# [WRITTEN PROBLEM]
Convert the lines of the records between the line holding "Where is each" and the line holding "more-options-icon[interactable] <box>652 14", inclusive, into a JSON list of strings, one string per line, leaving out blank lines.

# [STORED DATA]
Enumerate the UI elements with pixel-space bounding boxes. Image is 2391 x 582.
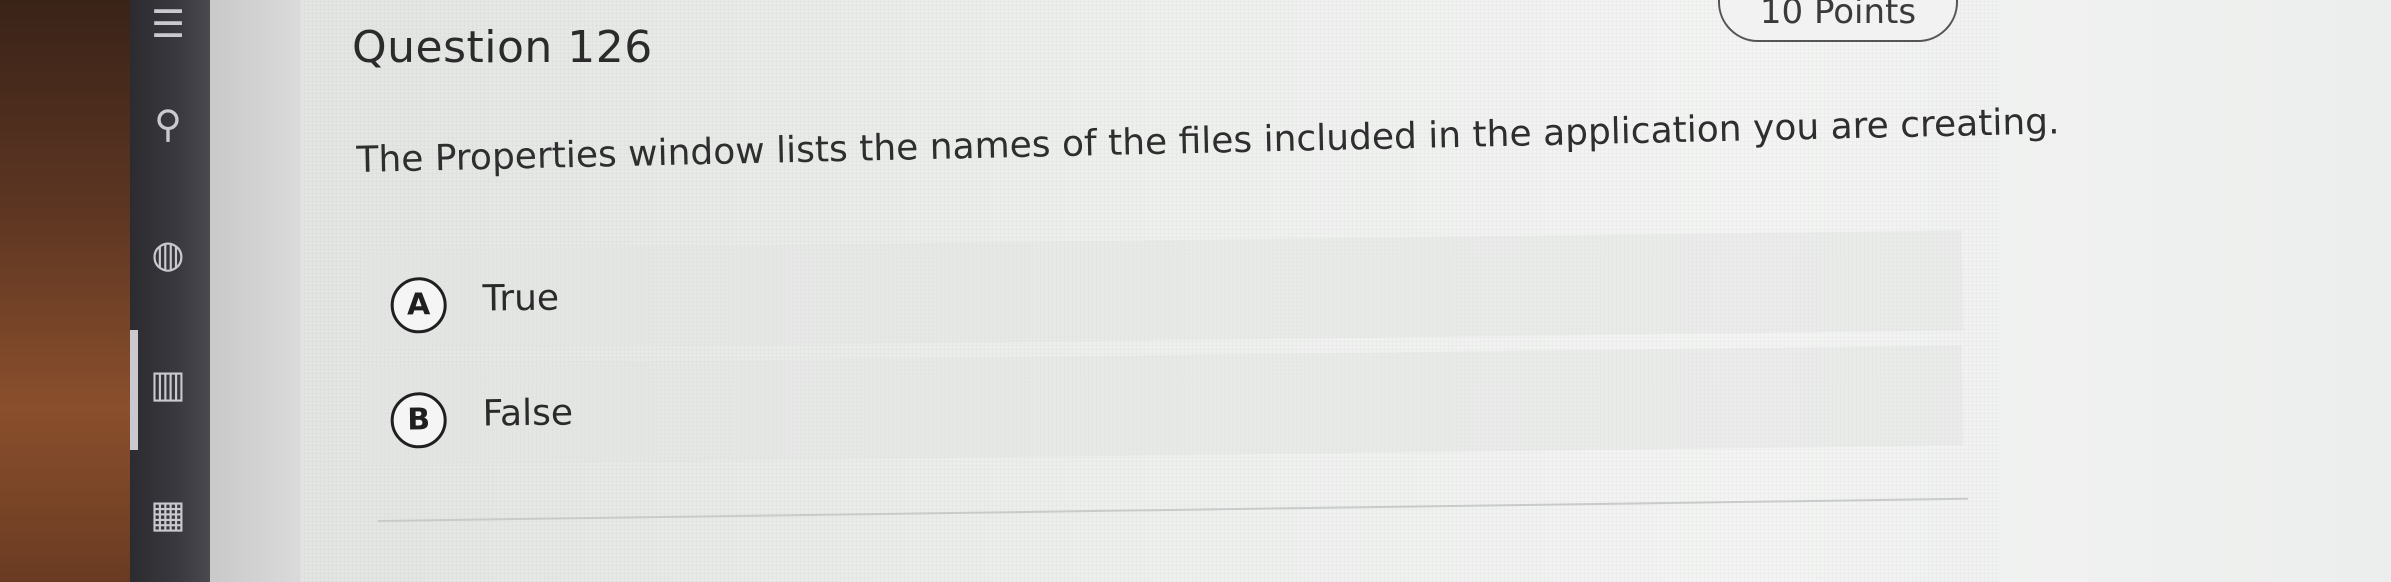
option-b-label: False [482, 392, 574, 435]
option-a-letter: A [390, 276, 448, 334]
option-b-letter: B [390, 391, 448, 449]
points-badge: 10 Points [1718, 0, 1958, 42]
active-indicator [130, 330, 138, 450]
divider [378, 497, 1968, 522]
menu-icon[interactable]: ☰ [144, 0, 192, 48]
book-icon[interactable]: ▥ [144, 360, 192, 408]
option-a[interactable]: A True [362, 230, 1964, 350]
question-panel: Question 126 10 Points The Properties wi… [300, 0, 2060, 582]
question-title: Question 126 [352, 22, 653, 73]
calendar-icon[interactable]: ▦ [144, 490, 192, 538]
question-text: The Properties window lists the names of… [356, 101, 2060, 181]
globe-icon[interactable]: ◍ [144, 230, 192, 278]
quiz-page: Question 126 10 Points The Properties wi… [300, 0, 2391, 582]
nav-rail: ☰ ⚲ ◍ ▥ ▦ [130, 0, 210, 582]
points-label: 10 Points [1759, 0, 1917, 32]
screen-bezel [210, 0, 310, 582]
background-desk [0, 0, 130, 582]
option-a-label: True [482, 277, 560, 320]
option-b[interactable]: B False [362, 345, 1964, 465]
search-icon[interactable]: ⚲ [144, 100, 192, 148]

--

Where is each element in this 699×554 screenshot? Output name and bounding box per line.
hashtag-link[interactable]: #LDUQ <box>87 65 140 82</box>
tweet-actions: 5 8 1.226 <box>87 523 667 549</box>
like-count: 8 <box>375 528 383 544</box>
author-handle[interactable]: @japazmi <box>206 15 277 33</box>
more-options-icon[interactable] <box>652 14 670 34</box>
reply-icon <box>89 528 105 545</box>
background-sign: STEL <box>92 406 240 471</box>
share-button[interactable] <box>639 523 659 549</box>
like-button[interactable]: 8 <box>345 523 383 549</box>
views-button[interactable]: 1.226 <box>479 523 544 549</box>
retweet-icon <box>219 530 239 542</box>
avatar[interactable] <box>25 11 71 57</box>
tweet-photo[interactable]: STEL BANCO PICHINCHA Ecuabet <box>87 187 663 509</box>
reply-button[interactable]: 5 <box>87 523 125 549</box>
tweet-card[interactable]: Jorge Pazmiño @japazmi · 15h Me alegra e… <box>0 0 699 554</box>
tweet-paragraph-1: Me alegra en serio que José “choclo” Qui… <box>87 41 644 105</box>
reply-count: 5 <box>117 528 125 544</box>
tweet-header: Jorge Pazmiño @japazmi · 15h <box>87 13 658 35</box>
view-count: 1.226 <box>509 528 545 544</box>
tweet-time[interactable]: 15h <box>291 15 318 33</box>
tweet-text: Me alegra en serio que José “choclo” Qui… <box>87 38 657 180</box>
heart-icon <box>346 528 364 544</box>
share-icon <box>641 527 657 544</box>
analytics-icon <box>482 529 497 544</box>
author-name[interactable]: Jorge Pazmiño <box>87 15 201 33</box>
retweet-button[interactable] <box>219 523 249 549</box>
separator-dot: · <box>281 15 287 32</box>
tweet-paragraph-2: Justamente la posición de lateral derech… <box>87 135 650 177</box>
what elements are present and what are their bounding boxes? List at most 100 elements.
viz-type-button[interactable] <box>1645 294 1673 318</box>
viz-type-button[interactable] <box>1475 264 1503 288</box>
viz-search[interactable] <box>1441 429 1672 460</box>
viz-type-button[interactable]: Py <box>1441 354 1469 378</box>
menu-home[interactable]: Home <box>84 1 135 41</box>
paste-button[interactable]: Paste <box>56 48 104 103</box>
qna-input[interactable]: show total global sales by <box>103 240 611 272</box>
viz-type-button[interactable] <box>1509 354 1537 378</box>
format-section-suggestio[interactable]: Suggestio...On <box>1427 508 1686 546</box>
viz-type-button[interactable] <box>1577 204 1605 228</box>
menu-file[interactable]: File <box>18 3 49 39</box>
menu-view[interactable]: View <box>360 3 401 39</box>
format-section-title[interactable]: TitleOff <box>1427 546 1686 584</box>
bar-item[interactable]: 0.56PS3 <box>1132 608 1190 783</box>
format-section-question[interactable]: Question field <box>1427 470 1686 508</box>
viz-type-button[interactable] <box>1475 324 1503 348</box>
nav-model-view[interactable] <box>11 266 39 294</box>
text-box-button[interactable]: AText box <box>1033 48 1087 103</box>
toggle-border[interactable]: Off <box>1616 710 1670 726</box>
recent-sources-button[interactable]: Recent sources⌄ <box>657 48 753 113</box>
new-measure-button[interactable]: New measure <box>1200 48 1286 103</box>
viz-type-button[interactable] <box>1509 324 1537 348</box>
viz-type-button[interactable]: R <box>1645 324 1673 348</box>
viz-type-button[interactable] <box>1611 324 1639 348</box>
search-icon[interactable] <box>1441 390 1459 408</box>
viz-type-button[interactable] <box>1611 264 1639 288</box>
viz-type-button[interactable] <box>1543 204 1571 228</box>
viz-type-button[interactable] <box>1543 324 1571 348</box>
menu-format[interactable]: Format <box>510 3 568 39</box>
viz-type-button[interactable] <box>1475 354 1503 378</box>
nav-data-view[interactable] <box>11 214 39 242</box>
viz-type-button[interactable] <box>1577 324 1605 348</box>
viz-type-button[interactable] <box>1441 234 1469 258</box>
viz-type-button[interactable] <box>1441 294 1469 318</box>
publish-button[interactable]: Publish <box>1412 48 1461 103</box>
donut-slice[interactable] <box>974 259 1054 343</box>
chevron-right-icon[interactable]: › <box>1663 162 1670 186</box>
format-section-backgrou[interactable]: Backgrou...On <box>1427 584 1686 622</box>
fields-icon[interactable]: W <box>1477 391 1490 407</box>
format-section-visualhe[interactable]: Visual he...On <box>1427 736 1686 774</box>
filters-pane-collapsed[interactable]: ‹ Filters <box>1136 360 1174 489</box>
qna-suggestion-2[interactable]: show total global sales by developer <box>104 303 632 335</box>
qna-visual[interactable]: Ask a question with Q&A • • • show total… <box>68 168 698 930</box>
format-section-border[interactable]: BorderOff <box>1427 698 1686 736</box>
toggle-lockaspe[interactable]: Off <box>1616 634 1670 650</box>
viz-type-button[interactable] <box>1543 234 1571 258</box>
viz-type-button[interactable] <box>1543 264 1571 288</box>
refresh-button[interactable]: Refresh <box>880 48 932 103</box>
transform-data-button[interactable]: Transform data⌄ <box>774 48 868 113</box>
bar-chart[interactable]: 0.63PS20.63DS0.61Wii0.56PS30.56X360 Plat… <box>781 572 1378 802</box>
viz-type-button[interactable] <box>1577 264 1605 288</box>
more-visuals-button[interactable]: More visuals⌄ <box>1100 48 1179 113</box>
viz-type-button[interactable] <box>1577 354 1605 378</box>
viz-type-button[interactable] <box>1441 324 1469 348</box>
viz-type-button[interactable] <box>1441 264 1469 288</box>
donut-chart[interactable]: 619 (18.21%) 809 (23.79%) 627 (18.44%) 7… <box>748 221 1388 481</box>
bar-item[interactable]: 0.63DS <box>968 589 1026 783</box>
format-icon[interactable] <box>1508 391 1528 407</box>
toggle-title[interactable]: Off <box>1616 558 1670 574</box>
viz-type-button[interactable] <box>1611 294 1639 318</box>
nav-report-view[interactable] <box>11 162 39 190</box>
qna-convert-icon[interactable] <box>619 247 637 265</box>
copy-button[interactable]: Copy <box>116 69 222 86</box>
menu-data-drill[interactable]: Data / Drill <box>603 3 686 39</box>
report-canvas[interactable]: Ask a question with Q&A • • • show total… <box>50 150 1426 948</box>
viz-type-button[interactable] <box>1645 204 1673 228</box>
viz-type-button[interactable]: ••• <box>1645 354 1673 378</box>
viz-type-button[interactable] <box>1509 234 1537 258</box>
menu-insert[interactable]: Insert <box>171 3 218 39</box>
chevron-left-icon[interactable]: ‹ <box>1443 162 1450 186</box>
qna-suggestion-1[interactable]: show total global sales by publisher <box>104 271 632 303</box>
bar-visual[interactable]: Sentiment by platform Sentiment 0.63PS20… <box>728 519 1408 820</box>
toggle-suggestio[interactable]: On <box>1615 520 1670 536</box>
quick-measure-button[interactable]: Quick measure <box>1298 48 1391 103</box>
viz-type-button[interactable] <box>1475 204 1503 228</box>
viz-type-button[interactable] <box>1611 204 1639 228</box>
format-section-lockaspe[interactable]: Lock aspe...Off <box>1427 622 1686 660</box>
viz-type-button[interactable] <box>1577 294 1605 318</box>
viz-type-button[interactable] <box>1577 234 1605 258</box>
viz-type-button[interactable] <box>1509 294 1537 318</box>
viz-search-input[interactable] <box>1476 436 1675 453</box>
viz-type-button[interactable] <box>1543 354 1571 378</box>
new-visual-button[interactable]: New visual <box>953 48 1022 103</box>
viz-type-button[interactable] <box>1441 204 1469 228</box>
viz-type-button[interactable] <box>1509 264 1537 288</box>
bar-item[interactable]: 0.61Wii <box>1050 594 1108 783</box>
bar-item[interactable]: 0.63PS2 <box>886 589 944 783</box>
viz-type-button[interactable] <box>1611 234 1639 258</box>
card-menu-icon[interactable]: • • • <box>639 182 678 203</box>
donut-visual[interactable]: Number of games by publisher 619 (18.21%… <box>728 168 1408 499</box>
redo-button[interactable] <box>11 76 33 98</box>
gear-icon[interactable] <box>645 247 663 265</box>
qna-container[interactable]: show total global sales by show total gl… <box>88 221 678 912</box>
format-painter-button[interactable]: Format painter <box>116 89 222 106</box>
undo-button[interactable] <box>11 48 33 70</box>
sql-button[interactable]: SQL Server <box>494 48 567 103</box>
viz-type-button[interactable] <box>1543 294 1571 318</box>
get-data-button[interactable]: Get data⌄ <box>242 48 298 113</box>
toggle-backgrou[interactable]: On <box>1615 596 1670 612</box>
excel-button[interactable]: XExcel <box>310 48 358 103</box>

==

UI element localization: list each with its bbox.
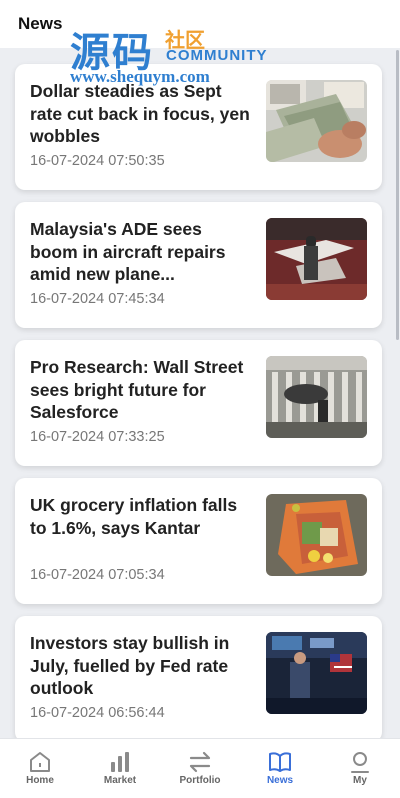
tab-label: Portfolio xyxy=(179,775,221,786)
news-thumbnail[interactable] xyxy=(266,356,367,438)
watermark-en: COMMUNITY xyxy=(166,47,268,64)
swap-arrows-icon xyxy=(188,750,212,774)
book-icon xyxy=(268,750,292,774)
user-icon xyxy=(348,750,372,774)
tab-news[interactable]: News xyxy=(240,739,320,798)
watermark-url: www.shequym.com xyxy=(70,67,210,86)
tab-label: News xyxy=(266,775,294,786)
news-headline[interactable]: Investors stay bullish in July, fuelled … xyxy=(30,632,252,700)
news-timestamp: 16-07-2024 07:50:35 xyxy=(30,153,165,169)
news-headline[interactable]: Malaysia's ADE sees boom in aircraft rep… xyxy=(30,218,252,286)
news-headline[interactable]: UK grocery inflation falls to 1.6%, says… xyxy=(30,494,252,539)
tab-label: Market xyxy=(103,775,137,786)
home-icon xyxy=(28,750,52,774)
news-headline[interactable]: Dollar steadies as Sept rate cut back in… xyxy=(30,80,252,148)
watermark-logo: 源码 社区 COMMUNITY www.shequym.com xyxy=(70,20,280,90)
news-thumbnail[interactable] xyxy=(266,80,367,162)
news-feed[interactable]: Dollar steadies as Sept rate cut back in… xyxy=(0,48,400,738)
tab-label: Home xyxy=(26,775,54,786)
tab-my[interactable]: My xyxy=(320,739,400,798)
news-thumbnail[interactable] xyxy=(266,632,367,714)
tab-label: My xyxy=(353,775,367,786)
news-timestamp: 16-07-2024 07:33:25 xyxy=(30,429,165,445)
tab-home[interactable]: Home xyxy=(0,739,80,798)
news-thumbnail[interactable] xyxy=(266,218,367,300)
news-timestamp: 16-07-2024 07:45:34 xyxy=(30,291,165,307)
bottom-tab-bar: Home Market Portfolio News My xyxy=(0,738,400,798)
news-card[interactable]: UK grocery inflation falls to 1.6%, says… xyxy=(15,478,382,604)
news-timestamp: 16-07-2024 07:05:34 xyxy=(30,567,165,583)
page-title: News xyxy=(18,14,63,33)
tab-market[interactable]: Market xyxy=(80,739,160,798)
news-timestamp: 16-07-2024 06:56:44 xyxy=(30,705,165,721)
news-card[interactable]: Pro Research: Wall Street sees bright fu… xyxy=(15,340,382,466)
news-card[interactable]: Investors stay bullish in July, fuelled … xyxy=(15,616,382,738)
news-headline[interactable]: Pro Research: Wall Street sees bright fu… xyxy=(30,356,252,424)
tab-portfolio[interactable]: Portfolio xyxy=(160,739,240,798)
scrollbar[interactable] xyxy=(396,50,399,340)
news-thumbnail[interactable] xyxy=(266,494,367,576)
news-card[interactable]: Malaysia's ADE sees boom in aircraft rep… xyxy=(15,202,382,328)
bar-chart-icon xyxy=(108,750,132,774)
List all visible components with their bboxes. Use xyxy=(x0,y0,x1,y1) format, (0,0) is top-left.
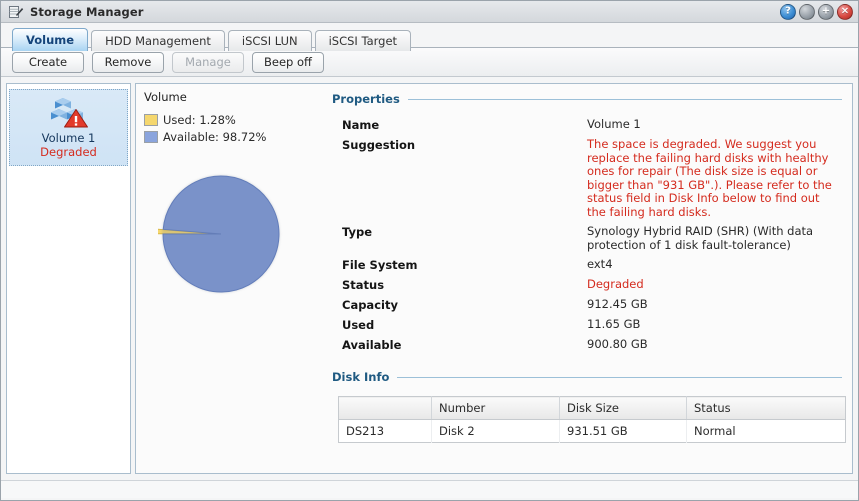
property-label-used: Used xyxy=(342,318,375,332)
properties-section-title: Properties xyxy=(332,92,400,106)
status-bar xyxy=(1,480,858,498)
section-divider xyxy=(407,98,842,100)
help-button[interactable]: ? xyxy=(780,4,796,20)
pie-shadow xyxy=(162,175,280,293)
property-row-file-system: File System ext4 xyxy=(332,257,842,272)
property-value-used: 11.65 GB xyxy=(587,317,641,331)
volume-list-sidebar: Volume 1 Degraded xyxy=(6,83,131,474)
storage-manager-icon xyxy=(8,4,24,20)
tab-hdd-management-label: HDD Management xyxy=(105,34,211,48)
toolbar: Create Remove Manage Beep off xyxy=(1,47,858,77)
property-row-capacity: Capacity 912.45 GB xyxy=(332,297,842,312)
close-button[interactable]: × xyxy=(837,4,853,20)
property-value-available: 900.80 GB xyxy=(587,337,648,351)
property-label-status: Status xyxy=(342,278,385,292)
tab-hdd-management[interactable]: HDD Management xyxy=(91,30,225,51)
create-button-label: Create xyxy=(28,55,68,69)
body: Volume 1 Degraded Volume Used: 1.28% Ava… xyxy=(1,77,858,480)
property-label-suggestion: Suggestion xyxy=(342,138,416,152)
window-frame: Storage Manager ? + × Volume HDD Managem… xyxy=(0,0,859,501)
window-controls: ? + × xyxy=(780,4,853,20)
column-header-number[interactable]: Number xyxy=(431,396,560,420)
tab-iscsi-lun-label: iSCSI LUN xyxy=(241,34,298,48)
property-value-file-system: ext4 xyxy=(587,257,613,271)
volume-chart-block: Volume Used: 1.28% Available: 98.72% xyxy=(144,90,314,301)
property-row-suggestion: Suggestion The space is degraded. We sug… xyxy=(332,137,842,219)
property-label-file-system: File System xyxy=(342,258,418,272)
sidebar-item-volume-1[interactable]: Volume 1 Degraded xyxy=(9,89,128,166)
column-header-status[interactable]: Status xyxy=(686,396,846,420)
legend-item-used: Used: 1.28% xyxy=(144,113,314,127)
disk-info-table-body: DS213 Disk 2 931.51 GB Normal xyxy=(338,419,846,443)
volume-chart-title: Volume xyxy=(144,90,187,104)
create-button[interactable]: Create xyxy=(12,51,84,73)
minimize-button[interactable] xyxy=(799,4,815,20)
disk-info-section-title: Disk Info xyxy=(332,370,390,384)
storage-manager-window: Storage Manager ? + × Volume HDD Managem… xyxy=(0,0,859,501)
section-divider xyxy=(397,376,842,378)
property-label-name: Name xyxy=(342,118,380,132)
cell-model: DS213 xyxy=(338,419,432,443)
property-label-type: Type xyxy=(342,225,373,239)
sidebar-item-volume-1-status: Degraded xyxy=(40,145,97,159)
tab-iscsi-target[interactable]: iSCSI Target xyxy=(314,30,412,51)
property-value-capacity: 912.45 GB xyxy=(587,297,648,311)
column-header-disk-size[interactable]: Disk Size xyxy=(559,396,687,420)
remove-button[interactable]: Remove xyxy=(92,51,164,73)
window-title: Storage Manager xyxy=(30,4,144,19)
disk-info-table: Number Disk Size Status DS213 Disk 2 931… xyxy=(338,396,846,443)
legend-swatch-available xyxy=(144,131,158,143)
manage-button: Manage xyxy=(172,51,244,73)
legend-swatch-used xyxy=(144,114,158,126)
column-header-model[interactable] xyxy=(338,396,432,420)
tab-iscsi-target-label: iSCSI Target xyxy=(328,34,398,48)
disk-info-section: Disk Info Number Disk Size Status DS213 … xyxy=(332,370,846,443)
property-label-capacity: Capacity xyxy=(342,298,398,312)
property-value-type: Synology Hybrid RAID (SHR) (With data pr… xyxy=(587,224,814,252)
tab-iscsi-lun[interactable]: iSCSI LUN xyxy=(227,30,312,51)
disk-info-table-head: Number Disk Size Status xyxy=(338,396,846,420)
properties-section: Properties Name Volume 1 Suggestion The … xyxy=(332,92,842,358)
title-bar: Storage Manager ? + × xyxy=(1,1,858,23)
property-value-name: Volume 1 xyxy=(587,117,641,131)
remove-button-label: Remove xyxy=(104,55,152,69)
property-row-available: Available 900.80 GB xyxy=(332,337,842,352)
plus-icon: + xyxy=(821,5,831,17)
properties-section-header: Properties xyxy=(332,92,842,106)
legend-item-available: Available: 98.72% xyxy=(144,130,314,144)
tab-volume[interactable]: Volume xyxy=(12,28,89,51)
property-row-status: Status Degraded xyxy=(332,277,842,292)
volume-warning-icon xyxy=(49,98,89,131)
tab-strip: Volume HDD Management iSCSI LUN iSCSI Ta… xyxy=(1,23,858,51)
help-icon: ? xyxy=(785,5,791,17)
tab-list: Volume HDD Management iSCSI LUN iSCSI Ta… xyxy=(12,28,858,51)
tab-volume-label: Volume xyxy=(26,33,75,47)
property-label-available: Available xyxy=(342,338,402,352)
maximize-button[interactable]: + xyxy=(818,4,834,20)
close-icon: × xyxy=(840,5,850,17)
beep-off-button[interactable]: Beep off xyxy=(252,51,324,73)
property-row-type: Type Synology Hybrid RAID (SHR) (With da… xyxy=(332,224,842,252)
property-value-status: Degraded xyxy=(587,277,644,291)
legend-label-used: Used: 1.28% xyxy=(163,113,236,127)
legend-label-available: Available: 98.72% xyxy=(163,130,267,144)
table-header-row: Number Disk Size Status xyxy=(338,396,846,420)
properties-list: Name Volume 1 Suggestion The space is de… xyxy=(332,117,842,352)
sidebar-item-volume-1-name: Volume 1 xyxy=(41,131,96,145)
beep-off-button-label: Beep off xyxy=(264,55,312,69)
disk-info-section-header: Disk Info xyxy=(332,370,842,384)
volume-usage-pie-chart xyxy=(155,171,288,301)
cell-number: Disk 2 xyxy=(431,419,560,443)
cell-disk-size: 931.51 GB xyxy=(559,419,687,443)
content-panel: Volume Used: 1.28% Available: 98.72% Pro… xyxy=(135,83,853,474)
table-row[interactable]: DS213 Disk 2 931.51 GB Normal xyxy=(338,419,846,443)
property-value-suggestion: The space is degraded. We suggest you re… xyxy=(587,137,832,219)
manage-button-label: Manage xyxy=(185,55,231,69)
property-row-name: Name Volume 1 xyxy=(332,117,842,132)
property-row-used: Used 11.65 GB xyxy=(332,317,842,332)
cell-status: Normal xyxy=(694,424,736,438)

# [OUTPUT]
[
  "Where is each element in this 699×554 screenshot? Output name and bounding box per line.",
  "hashtag-link[interactable]: #LDUQ <box>87 65 140 82</box>",
  "tweet-actions: 5 8 1.226 <box>87 523 667 549</box>",
  "like-count: 8 <box>375 528 383 544</box>",
  "author-handle[interactable]: @japazmi <box>206 15 277 33</box>",
  "more-options-icon[interactable] <box>652 14 670 34</box>"
]